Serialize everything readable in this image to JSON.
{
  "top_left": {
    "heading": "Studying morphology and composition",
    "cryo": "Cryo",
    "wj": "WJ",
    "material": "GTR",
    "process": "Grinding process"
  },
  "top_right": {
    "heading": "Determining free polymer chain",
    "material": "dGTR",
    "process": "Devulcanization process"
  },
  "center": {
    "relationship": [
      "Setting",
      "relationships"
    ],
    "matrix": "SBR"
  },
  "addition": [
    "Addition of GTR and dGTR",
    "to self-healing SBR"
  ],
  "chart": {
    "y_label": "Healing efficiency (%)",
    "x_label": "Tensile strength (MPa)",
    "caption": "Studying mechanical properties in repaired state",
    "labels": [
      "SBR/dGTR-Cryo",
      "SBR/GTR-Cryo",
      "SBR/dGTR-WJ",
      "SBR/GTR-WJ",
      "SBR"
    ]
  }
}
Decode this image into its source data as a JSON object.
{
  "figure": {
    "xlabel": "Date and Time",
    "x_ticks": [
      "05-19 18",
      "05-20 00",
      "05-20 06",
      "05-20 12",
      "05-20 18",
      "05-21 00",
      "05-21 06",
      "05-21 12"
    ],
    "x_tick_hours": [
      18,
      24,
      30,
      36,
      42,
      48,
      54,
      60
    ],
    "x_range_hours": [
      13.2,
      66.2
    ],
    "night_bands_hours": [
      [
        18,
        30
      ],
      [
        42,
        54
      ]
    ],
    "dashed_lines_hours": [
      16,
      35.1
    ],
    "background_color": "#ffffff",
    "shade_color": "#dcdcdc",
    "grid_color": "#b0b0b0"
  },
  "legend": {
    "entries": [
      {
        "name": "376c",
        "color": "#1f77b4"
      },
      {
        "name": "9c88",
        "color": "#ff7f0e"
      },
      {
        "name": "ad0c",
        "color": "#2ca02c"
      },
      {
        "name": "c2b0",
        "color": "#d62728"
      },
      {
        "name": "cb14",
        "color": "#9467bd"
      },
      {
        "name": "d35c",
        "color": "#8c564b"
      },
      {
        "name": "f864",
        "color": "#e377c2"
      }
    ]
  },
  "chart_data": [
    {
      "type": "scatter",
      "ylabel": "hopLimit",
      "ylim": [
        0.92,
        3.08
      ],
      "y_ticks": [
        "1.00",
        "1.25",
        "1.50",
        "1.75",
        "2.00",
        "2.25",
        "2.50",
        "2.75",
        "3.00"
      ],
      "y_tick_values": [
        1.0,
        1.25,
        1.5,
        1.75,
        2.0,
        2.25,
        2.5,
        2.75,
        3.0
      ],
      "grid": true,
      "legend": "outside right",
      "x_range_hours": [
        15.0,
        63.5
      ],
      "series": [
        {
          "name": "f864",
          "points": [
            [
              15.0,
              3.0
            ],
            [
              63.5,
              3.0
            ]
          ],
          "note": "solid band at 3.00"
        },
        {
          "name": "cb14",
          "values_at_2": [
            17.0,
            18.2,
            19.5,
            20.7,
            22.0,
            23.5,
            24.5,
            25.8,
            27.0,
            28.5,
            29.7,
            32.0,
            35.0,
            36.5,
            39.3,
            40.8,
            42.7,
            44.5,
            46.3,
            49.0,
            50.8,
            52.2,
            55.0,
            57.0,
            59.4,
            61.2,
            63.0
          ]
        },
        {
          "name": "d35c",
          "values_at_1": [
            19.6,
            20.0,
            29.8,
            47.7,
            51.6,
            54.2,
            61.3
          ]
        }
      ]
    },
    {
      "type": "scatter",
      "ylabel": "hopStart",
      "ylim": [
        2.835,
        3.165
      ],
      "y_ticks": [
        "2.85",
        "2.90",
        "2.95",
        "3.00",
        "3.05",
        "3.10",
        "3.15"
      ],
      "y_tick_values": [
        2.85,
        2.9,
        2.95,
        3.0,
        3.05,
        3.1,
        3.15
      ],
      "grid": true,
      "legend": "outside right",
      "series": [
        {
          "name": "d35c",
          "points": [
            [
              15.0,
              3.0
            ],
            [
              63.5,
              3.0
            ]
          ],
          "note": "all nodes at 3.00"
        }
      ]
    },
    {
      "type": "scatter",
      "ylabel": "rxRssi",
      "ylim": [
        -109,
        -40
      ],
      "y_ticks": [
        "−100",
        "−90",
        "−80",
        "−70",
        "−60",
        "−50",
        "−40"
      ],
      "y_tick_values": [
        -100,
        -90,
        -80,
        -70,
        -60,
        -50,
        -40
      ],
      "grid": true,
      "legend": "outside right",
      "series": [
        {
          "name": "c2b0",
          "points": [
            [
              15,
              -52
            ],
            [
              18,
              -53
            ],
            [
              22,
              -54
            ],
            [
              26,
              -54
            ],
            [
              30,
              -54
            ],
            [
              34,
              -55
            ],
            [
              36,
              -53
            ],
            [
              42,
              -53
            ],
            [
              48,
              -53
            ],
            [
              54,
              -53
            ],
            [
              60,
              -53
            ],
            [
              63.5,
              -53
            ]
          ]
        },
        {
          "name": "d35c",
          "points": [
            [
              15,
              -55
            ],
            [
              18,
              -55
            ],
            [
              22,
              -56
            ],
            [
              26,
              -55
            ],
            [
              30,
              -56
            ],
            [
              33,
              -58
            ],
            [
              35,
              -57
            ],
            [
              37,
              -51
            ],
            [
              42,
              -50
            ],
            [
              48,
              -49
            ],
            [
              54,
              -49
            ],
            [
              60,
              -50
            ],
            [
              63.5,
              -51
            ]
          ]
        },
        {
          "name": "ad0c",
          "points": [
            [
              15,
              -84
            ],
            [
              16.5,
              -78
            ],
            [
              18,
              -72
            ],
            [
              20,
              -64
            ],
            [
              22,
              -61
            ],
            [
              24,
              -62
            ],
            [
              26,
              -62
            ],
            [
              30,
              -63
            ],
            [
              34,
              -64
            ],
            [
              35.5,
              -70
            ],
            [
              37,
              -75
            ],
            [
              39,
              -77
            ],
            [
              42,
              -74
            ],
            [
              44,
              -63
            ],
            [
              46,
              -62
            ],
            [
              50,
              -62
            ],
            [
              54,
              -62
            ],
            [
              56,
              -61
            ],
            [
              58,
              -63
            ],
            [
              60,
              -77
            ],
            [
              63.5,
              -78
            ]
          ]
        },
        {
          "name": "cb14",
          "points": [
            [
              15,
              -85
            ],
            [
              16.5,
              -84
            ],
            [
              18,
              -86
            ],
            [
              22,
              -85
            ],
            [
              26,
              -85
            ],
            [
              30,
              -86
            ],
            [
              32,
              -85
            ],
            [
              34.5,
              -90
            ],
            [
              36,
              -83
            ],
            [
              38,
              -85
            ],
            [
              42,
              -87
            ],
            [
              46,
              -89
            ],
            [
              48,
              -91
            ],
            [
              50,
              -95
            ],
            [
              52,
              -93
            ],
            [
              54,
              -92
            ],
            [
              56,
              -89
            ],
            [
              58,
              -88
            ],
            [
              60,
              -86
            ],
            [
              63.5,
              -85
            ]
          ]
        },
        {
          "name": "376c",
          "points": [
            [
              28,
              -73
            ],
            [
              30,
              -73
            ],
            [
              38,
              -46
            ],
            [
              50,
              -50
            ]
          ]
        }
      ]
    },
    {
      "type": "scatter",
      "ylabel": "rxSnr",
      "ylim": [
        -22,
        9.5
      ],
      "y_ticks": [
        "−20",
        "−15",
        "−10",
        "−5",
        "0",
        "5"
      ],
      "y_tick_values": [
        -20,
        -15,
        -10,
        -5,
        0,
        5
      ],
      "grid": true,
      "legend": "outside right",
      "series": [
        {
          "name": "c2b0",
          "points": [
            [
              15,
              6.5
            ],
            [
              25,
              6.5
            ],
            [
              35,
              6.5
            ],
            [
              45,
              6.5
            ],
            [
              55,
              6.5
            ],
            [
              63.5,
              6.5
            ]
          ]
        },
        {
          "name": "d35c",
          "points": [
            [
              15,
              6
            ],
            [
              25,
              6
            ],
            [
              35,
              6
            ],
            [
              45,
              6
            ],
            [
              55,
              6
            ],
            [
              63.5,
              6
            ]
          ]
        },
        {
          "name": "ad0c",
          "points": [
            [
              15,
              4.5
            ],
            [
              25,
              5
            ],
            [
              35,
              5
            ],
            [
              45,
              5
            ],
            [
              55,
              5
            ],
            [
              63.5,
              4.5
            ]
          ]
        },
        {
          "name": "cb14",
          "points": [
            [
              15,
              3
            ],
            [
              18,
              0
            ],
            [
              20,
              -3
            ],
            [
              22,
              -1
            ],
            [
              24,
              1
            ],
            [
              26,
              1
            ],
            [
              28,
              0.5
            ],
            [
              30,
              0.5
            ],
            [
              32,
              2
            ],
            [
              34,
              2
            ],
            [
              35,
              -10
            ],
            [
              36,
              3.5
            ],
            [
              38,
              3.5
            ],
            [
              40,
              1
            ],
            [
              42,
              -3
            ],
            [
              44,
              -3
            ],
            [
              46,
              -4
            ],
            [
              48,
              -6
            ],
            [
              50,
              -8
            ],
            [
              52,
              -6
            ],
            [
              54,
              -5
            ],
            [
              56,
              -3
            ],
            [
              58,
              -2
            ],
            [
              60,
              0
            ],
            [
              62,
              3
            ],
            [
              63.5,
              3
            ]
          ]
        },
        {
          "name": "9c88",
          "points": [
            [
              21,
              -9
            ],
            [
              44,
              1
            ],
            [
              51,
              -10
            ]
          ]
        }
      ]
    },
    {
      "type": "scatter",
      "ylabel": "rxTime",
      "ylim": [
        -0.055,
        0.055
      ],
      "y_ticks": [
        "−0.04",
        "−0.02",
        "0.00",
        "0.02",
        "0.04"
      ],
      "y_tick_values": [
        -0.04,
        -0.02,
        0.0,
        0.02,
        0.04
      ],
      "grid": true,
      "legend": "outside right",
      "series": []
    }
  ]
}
==============================
Written task → Scan the material above. Return every line containing the string "ylabel".

The reply →
      "ylabel": "hopLimit",
      "ylabel": "hopStart",
      "ylabel": "rxRssi",
      "ylabel": "rxSnr",
      "ylabel": "rxTime",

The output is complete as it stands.